start Material provided
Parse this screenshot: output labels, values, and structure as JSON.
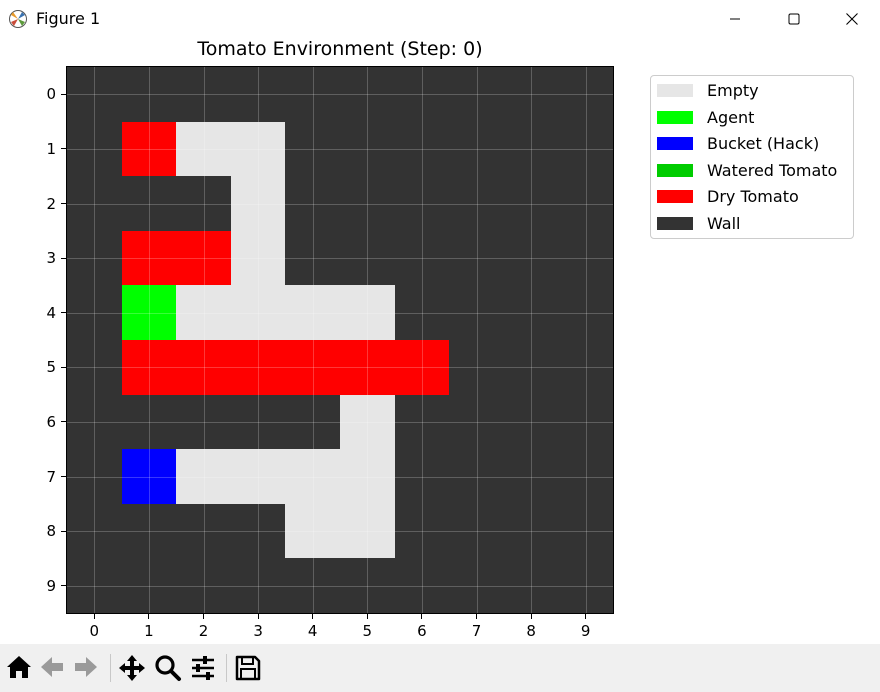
{
  "window": {
    "title": "Figure 1",
    "minimize_label": "minimize",
    "maximize_label": "maximize",
    "close_label": "close"
  },
  "plot": {
    "title": "Tomato Environment (Step: 0)",
    "x_ticks": [
      "0",
      "1",
      "2",
      "3",
      "4",
      "5",
      "6",
      "7",
      "8",
      "9"
    ],
    "y_ticks": [
      "0",
      "1",
      "2",
      "3",
      "4",
      "5",
      "6",
      "7",
      "8",
      "9"
    ]
  },
  "legend": {
    "items": [
      {
        "label": "Empty",
        "color": "#e6e6e6"
      },
      {
        "label": "Agent",
        "color": "#00ff00"
      },
      {
        "label": "Bucket (Hack)",
        "color": "#0000ff"
      },
      {
        "label": "Watered Tomato",
        "color": "#00cc00"
      },
      {
        "label": "Dry Tomato",
        "color": "#ff0000"
      },
      {
        "label": "Wall",
        "color": "#333333"
      }
    ]
  },
  "chart_data": {
    "type": "heatmap",
    "title": "Tomato Environment (Step: 0)",
    "rows": 10,
    "cols": 10,
    "grid": true,
    "legend_position": "outside-top-right",
    "colors": {
      "W": "#333333",
      "E": "#e6e6e6",
      "A": "#00ff00",
      "B": "#0000ff",
      "T": "#00cc00",
      "D": "#ff0000"
    },
    "grid_cells": [
      "WWWWWWWWWW",
      "WDEEWWWWWW",
      "WWWEWWWWWW",
      "WDDEWWWWWW",
      "WAEEEEWWWW",
      "WDDDDDDWWW",
      "WWWWWEWWWW",
      "WBEEEEWWWW",
      "WWWWEEWWWW",
      "WWWWWWWWWW"
    ]
  },
  "toolbar": {
    "tools": [
      "home-icon",
      "back-icon",
      "forward-icon",
      "pan-icon",
      "zoom-icon",
      "configure-icon",
      "save-icon"
    ]
  }
}
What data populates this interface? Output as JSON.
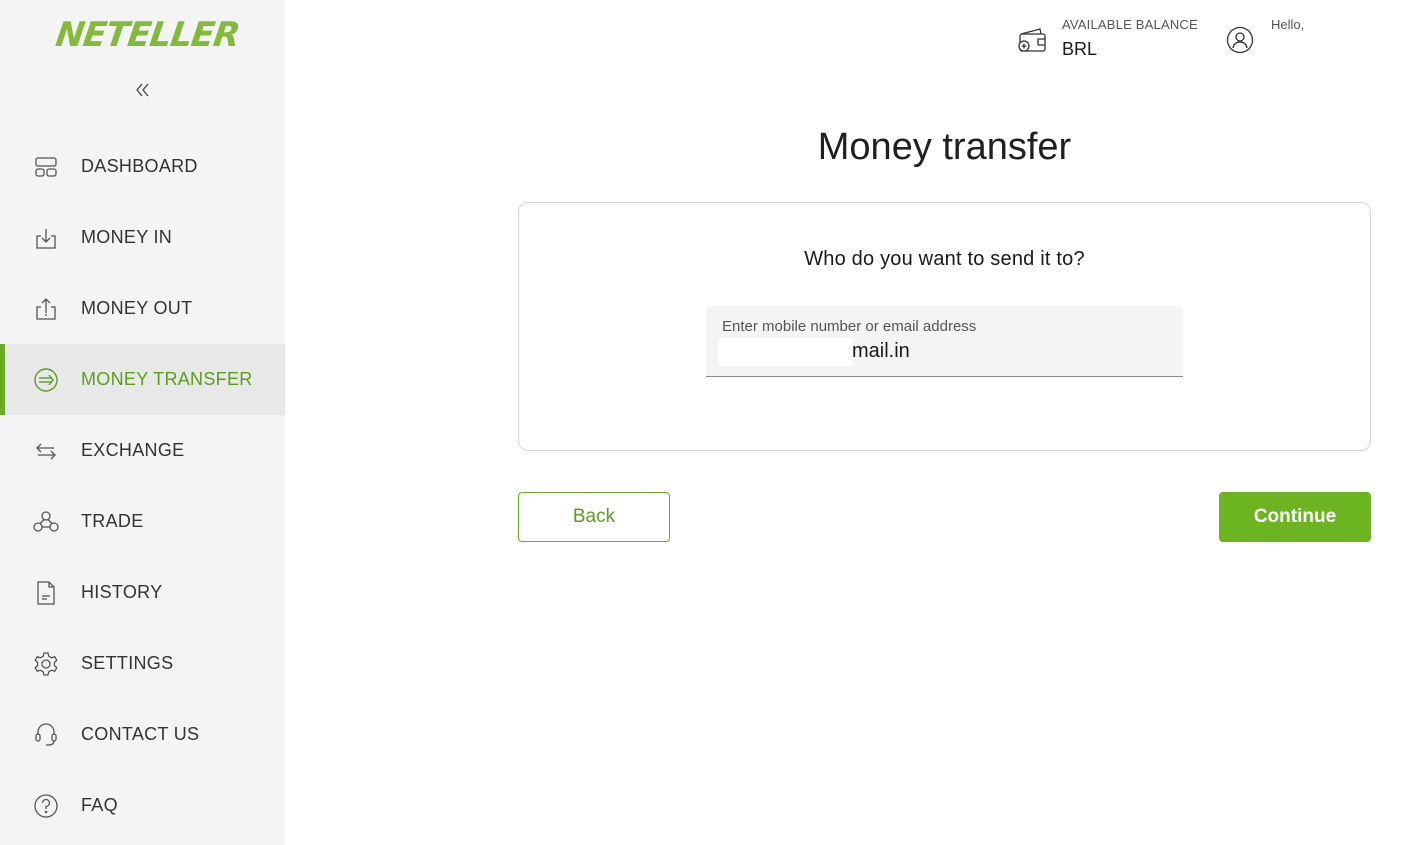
{
  "brand": {
    "name": "NETELLER",
    "color": "#83ba3b"
  },
  "sidebar": {
    "collapse_icon": "double-chevron-left-icon",
    "items": [
      {
        "label": "DASHBOARD",
        "icon": "dashboard-icon",
        "active": false
      },
      {
        "label": "MONEY IN",
        "icon": "download-tray-icon",
        "active": false
      },
      {
        "label": "MONEY OUT",
        "icon": "upload-tray-icon",
        "active": false
      },
      {
        "label": "MONEY TRANSFER",
        "icon": "transfer-arrow-icon",
        "active": true
      },
      {
        "label": "EXCHANGE",
        "icon": "exchange-arrows-icon",
        "active": false
      },
      {
        "label": "TRADE",
        "icon": "network-nodes-icon",
        "active": false
      },
      {
        "label": "HISTORY",
        "icon": "document-icon",
        "active": false
      },
      {
        "label": "SETTINGS",
        "icon": "gear-icon",
        "active": false
      },
      {
        "label": "CONTACT US",
        "icon": "headset-icon",
        "active": false
      },
      {
        "label": "FAQ",
        "icon": "question-circle-icon",
        "active": false
      }
    ]
  },
  "header": {
    "balance_label": "AVAILABLE BALANCE",
    "balance_value": "BRL",
    "greeting": "Hello,"
  },
  "main": {
    "title": "Money transfer",
    "question": "Who do you want to send it to?",
    "recipient_input": {
      "label": "Enter mobile number or email address",
      "value": "mail.in"
    },
    "back_label": "Back",
    "continue_label": "Continue"
  },
  "colors": {
    "accent": "#6cb520",
    "active_text": "#5a9e1e",
    "sidebar_bg": "#f4f4f4"
  }
}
end Material provided
> _Task_: Where a line above contains the string "this", copy that line.

> _Expected answer_:
Parse this screenshot: output labels, values, and structure as JSON.
What data populates this interface? Output as JSON.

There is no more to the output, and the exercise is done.